• _PROBLEM REQUIREMENTS_: Return the number of lines that include the string "JSON", without any other text.

• _SUPPLIED DATA_:
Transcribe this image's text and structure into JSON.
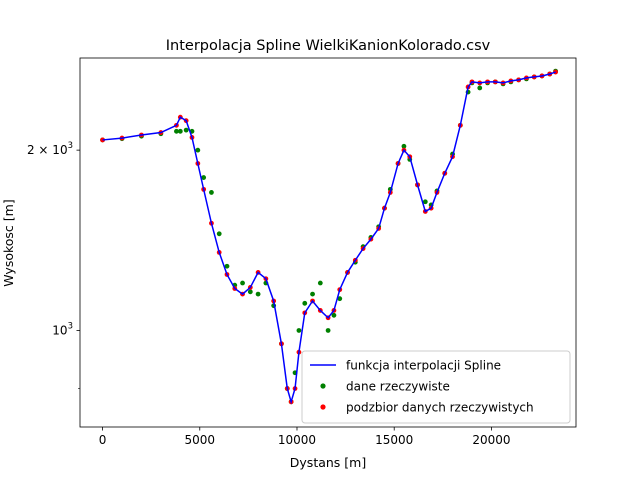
{
  "chart_data": {
    "type": "line",
    "title": "Interpolacja Spline WielkiKanionKolorado.csv",
    "xlabel": "Dystans [m]",
    "ylabel": "Wysokosc [m]",
    "xlim": [
      -1160,
      24350
    ],
    "ylim": [
      690,
      2850
    ],
    "yscale": "log",
    "grid": false,
    "legend_position": "lower right",
    "x_ticks": [
      0,
      5000,
      10000,
      15000,
      20000
    ],
    "y_ticks_major": [
      {
        "value": 1000,
        "label_base": "10",
        "label_exp": "3"
      },
      {
        "value": 2000,
        "label_base": "2 × 10",
        "label_exp": "3"
      }
    ],
    "y_ticks_minor": [
      800
    ],
    "series": [
      {
        "name": "funkcja interpolacji Spline",
        "kind": "line",
        "color": "#0000ff",
        "x": [
          0,
          1000,
          2000,
          3000,
          3800,
          4000,
          4300,
          4600,
          4900,
          5200,
          5600,
          6000,
          6400,
          6800,
          7200,
          7600,
          8000,
          8400,
          8800,
          9200,
          9500,
          9700,
          9900,
          10100,
          10400,
          10800,
          11200,
          11600,
          11900,
          12200,
          12600,
          13000,
          13400,
          13800,
          14200,
          14500,
          14800,
          15200,
          15500,
          15800,
          16200,
          16600,
          16900,
          17200,
          17600,
          18000,
          18400,
          18800,
          19000,
          19400,
          19800,
          20200,
          20600,
          21000,
          21400,
          21800,
          22200,
          22600,
          23000,
          23300
        ],
        "y": [
          2080,
          2095,
          2120,
          2140,
          2200,
          2270,
          2240,
          2100,
          1900,
          1720,
          1510,
          1350,
          1240,
          1175,
          1150,
          1180,
          1250,
          1220,
          1120,
          950,
          800,
          760,
          800,
          920,
          1070,
          1120,
          1080,
          1050,
          1080,
          1170,
          1250,
          1310,
          1370,
          1420,
          1480,
          1600,
          1700,
          1900,
          2000,
          1950,
          1750,
          1580,
          1600,
          1700,
          1830,
          1950,
          2200,
          2550,
          2600,
          2590,
          2600,
          2600,
          2590,
          2610,
          2620,
          2640,
          2650,
          2660,
          2680,
          2700
        ]
      },
      {
        "name": "dane rzeczywiste",
        "kind": "scatter",
        "color": "#008000",
        "x": [
          0,
          1000,
          2000,
          3000,
          3800,
          4000,
          4300,
          4600,
          4900,
          5200,
          5600,
          6000,
          6400,
          6800,
          7200,
          7600,
          8000,
          8400,
          8800,
          9200,
          9500,
          9700,
          9900,
          10100,
          10400,
          10800,
          11200,
          11600,
          11900,
          12200,
          12600,
          13000,
          13400,
          13800,
          14200,
          14500,
          14800,
          15200,
          15500,
          15800,
          16200,
          16600,
          16900,
          17200,
          17600,
          18000,
          18400,
          18800,
          19000,
          19400,
          19800,
          20200,
          20600,
          21000,
          21400,
          21800,
          22200,
          22600,
          23000,
          23300
        ],
        "y": [
          2080,
          2090,
          2110,
          2130,
          2150,
          2150,
          2160,
          2150,
          2000,
          1800,
          1700,
          1450,
          1280,
          1190,
          1200,
          1160,
          1150,
          1200,
          1100,
          950,
          800,
          760,
          850,
          1000,
          1110,
          1150,
          1200,
          1000,
          1060,
          1130,
          1250,
          1300,
          1380,
          1430,
          1490,
          1600,
          1720,
          1900,
          2030,
          1930,
          1750,
          1640,
          1620,
          1710,
          1830,
          1970,
          2200,
          2500,
          2590,
          2540,
          2590,
          2600,
          2580,
          2600,
          2620,
          2630,
          2650,
          2660,
          2680,
          2710
        ]
      },
      {
        "name": "podzbior danych rzeczywistych",
        "kind": "scatter",
        "color": "#ff0000",
        "x": [
          0,
          1000,
          2000,
          3000,
          3800,
          4000,
          4300,
          4600,
          4900,
          5200,
          5600,
          6000,
          6400,
          6800,
          7200,
          7600,
          8000,
          8400,
          8800,
          9200,
          9500,
          9700,
          9900,
          10100,
          10400,
          10800,
          11200,
          11600,
          11900,
          12200,
          12600,
          13000,
          13400,
          13800,
          14200,
          14500,
          14800,
          15200,
          15500,
          15800,
          16200,
          16600,
          16900,
          17200,
          17600,
          18000,
          18400,
          18800,
          19000,
          19400,
          19800,
          20200,
          20600,
          21000,
          21400,
          21800,
          22200,
          22600,
          23000,
          23300
        ],
        "y": [
          2080,
          2095,
          2120,
          2140,
          2200,
          2270,
          2240,
          2100,
          1900,
          1720,
          1510,
          1350,
          1240,
          1175,
          1150,
          1180,
          1250,
          1220,
          1120,
          950,
          800,
          760,
          800,
          920,
          1070,
          1120,
          1080,
          1050,
          1080,
          1170,
          1250,
          1310,
          1370,
          1420,
          1480,
          1600,
          1700,
          1900,
          2000,
          1950,
          1750,
          1580,
          1600,
          1700,
          1830,
          1950,
          2200,
          2550,
          2600,
          2590,
          2600,
          2600,
          2590,
          2610,
          2620,
          2640,
          2650,
          2660,
          2680,
          2700
        ]
      }
    ]
  }
}
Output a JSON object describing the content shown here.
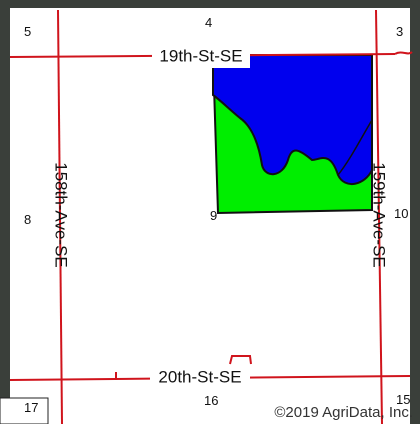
{
  "sections": [
    "5",
    "4",
    "3",
    "8",
    "9",
    "10",
    "17",
    "16",
    "15"
  ],
  "roads": [
    "19th-St-SE",
    "158th-Ave-SE",
    "159th-Ave-SE",
    "20th-St-SE"
  ],
  "copyright": "©2019 AgriData, Inc."
}
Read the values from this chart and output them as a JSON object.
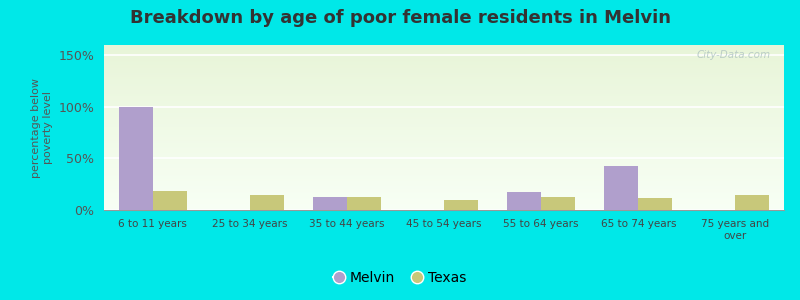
{
  "title": "Breakdown by age of poor female residents in Melvin",
  "categories": [
    "6 to 11 years",
    "25 to 34 years",
    "35 to 44 years",
    "45 to 54 years",
    "55 to 64 years",
    "65 to 74 years",
    "75 years and\nover"
  ],
  "melvin_values": [
    100,
    0,
    13,
    0,
    17,
    43,
    0
  ],
  "texas_values": [
    18,
    15,
    13,
    10,
    13,
    12,
    15
  ],
  "melvin_color": "#b09fcc",
  "texas_color": "#c8c87a",
  "ylabel": "percentage below\npoverty level",
  "ylim": [
    0,
    160
  ],
  "yticks": [
    0,
    50,
    100,
    150
  ],
  "ytick_labels": [
    "0%",
    "50%",
    "100%",
    "150%"
  ],
  "bar_width": 0.35,
  "bg_top_color": "#f5fff5",
  "bg_bottom_color": "#d8f0c8",
  "outer_background": "#00e8e8",
  "grid_color": "#ffffff",
  "watermark": "City-Data.com",
  "title_fontsize": 13,
  "axis_fontsize": 9,
  "legend_fontsize": 10
}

• _WRITTEN ANSWER_: 3